Using the paired sample Wilcoxon rank sum tests, we analyzed the results between MBCBL and MBC1C patients. Generally, the cfDNA concentration was higher in MBCBL than in MBC1C. The concentrations (mean ± SD) of ALU cfDNA concentration between MBCBL and MBC1C patients were 0.49 ± 1.25 ng/µl and 0.28 ± 0.50 ng/µl. Same trend was obtained from LINE1 cfDNA concentration (0.67 ± 2.08 for MBCBL patients and 0.42 ± 0.91 for MBC1C patients), as shown in Table 1 and Fig. 1a, b. The differences were significant for both (ALU: P = 1.17E-03; LINE1: P = 1.60E-02). Patients at baseline had generally a significantly lower cfDI (median ALU cfDI = 0.53, median LINE1 cfDI = 0.45) compared to MBC1C patients (median ALU cfDI = 0.63, median LINE1 cfDI = 0.49) (P = 1.21E-07 for ALU and P = 1.87E-03 for LINE1) (Table 1, Fig. 1c, d). In detail, we also did analysis according to breast cancer molecular subtype. The results are shown in Supplemental Table 1. However, because of the limited patient number in different groups, we still focus on the aim whether cfDNA variables can be a prognostic marker in the whole MBC patients.

Table 1 Mean ± SD and median (range) of cfDI and cfDNA concentration of MBCBL and MBC1C patients from ALU and LINE1 targets, and P values of Wilcoxon rank sum tests comparing cfDI and log2cfDNA concentration between these two group patients
Fig. 1
figure 1

Box and whisker plots of markers in MBC patients with baseline and after one cycle therapy estimated (a) log2ALUcfDNA concentration, (b) log2LINE1cfDNA concentration, (c) ALU cfDI and (d) LINE1 cfDI

Prognostic value of cfDNA integrity and cfDNA concentration in MBCBL and MBC1C patients

In MBCBL patients, those with low cfDNA concentration had significant longer PFS time by Kaplan–Meier analysis (log-rank test P = 2.5 × 10E-4 for ALU, P = 6.7 × 10E-4 for LINE1). Patients with high cfDI showed a significant longer PFS time (log-rank test P = 2.4 × 10E-2 for ALU, P = 1.5 × 10E-2 for LINE1) (Table 2). Further, MBCBL patients with high cfDNA concentration showed significant shorter OS time compared to those with low cfDNA concentration (log-rank test P = 4.3 × 10-7 for ALU, P = 6.9 × 10-7 for LINE1) (Table 2). Patients with higher cfDI had a significant longer OS time than patients with lower cfDI (log-rank test P = 0.04 for ALU, P = 0.03 for LINE1).

Table 2 Progress-free survival and overall survival time of MBC patients at baseline and after one cycle of therapy, stratified by cfDNA concentration and cfDI of ALU and LINE1 repetitives

Similarly, in MBC1C patients, those with a lower cfDNA concentration presented longer PFS time than those with a higher cfDNA concentration (log-rank test P = 1.70 × 10E-2 for ALU, P = 4.94 × 10E-3 for LINE1). The group with higher cfDI had a significant longer PFS time than those with a higher cfDI (log-rank test P = 8.69 × 10E-3 for ALU, P = 3.56 × 10E-2 for LINE1) (Table 2). As for OS in MBC1C patients, the same trend was observed of OS in MBC1C patients (P < 0.001) (Table 2).

[Dataset extract]
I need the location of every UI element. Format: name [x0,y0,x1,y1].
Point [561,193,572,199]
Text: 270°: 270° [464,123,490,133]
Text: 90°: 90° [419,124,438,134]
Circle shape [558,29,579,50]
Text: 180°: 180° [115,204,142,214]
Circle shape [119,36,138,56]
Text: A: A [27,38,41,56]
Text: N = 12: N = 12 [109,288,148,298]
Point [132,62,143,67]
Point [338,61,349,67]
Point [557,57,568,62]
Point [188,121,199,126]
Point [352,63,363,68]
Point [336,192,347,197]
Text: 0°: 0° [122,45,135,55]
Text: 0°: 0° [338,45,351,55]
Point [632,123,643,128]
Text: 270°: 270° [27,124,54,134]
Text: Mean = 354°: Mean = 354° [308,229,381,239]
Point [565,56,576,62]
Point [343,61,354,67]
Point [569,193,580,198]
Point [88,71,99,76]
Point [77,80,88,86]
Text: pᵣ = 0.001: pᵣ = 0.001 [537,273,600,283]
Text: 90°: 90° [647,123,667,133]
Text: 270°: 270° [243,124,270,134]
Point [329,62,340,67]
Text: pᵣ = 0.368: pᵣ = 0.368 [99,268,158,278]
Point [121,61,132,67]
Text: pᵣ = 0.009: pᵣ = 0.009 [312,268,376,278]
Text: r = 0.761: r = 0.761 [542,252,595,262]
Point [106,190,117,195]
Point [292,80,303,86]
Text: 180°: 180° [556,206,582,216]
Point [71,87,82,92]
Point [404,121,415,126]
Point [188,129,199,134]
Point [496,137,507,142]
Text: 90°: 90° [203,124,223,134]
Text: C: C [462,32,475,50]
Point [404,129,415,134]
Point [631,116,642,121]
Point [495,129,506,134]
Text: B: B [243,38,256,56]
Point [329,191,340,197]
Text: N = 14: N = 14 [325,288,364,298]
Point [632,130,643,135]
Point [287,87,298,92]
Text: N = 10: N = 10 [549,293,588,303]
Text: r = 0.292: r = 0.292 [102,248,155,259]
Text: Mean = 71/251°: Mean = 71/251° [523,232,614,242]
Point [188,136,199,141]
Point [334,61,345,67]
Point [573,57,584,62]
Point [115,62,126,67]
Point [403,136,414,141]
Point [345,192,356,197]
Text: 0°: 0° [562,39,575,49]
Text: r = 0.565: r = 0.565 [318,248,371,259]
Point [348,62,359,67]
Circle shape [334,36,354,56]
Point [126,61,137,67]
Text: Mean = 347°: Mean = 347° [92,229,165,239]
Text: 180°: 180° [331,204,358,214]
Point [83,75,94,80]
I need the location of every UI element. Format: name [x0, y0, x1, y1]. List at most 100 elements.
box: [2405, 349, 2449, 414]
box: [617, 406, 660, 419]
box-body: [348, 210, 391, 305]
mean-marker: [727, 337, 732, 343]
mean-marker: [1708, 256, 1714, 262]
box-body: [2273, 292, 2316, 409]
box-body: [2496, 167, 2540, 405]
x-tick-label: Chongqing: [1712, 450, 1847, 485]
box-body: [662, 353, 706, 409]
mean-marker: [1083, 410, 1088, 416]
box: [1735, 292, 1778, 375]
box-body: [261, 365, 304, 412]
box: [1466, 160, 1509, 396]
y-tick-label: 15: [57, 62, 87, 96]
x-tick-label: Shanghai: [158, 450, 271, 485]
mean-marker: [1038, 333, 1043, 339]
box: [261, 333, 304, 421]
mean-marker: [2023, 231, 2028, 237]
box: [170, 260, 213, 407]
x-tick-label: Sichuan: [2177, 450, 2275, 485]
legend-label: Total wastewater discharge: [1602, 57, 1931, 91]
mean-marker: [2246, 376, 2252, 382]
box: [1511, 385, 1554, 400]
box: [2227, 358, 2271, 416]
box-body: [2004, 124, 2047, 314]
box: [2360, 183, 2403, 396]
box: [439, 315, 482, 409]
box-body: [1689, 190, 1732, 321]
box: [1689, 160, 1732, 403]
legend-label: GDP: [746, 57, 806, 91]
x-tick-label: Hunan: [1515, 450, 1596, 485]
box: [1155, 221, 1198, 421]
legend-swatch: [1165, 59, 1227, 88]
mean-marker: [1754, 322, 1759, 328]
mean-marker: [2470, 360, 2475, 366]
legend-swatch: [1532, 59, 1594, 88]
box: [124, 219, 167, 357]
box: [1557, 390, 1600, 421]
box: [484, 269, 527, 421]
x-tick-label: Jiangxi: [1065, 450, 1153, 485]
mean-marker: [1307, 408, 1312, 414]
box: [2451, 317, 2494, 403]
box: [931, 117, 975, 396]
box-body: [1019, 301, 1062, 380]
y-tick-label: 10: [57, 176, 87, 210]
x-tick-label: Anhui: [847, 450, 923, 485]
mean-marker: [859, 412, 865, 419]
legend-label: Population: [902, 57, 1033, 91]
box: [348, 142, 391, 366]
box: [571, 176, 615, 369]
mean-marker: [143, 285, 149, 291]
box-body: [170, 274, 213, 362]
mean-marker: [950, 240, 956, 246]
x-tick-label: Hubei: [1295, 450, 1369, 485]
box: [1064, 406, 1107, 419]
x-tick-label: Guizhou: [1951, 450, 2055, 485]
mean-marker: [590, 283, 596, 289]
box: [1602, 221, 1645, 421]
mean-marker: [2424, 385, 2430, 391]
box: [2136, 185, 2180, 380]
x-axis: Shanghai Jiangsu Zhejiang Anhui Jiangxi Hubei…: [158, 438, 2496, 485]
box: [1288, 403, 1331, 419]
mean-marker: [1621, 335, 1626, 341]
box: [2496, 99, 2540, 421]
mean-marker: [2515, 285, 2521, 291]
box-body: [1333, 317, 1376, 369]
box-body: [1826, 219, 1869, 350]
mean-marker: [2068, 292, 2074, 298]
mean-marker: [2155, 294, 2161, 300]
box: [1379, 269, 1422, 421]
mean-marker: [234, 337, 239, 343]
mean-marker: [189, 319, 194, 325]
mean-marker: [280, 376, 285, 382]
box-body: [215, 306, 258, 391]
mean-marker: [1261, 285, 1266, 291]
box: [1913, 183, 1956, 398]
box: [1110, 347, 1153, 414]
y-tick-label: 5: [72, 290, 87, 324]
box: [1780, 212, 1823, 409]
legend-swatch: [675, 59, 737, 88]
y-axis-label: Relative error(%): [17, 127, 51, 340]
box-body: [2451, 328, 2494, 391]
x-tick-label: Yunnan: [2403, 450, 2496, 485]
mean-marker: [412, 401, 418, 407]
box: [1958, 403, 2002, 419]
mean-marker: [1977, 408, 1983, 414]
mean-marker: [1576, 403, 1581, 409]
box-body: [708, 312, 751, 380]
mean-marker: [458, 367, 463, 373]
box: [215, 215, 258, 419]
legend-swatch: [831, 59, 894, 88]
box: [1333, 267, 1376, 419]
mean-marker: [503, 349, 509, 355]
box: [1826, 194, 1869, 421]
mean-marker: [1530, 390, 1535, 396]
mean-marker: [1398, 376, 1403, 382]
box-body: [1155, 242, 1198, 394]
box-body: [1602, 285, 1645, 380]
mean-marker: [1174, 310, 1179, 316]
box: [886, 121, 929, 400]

[Tasks and exercises]
1. Based on the cfDNA text, decide whether each statement agrees with it. Answer yes or no for each, and quote the words from the text that decide it. (a) Mean ALU cfDNA concentration was higher in MBCBL patients than in MBC1C patients. (b) Patients at baseline had a higher cfDI than MBC1C patients. (c) MBCBL patients with high cfDNA concentration had a shorter OS time than those with low cfDNA concentration.
2. Continue the cfDNA text from its last sentence.

[Solved tasks]
1.
(a) Yes: "The concentrations (mean ± SD) of ALU cfDNA concentration between MBCBL and MBC1C patients were 0.49 ± 1.25 ng/µl and 0.28 ± 0.50 ng/µl."
(b) No: "Patients at baseline had generally a significantly lower cfDI"
(c) Yes: "MBCBL patients with high cfDNA concentration showed significant shorter OS time compared to those with low cfDNA concentration"

2.
cfDNA variables with clinical variables and prognosis

Next, we investigated if associations between the cfDI or cfDNA concentration and the clinical and pathological characteristics can be confirmed (Table 3). We found in both MBCBL and MBC1C, cfDI was significantly decreased in patients with visceral metastasis (especially liver metastasis) compared to patients with non-visceral metastasis (Supplemental Table 2 and Supplemental Fig. 1). Univariate and multivariate Cox Regression with variables in MBCBL and MBC1C patients were investigated. Univariate Cox regression analysis showed that variables like cfDNA concentration, cfDI, ER status, PR status, therapy lines given, numbers of metastatic sites, endocrine therapy, and antibody therapy were associated with unfavorable outcomes of MBCBL and MBC1C patients (Table 4).

Table 3 cfDNA concentration and cfDI and their association with the clinical and pathological characteristics
Table 4 Univariate Cox regression analyses of potential factors

Multivariate Cox regression based on proportional hazards assumption was employed here. The model was constructed with the clinicopathological factors that had shown a P value < 0.05 in univariate Cox regression. Here, we observed that cfDNA concentration showed an independent prognostic value on both OS and PFS in MBCBL patients (Table 5). Nevertheless, the P value indicated that cfDI had no significant effect on OS and PFS. Furthermore, ER/PR status, first or more line of therapy, and number of metastatic sites showed independent prognostic power. In MBC1C patients, similar results were observed (Table 6). The P values here indicated that the difference between cfDI on overall survival in MBL1C patients was bordering on statistical significance (P = 0.06 for ALU and P = 1.65 E-2 for LINE1). Results showed that cfDI and cfDNA concentration can be independent prognostic markers of survival.

Table 5 Multivariate Cox regression analyses of potential factors in MBCBL patients
Table 6 Multivariate Cox regression analyses of potential factors in MBC1C patients

Furthermore, we investigated the prognostic power of all four cfDNA markers combined by Cox regression. All cfDNA markers combined showed an HR (95% CI) of 2.91 (1.85–4.58) for OS and an HR (95% CI) of 1.70 (1.21–2.39) for PFS in MBCBL patients and an HR (95% CI) of 2.53 (1.77–3.62) for OS and HR (95% CI) of 1.81 (1.25–2.63) for PFS in MBC1C patients (Table 7). Kaplan–Meier Curves also showed that the cfDNA marker combination was significantly correlated to the OS (P = 1.94E-6) and PFS (P = 5E-4) in MBCBL patients and OS (P = 3.60E-8) and PFS (P = 6.14E-4) with log-rank test in MBC1C patients (Fig. 2).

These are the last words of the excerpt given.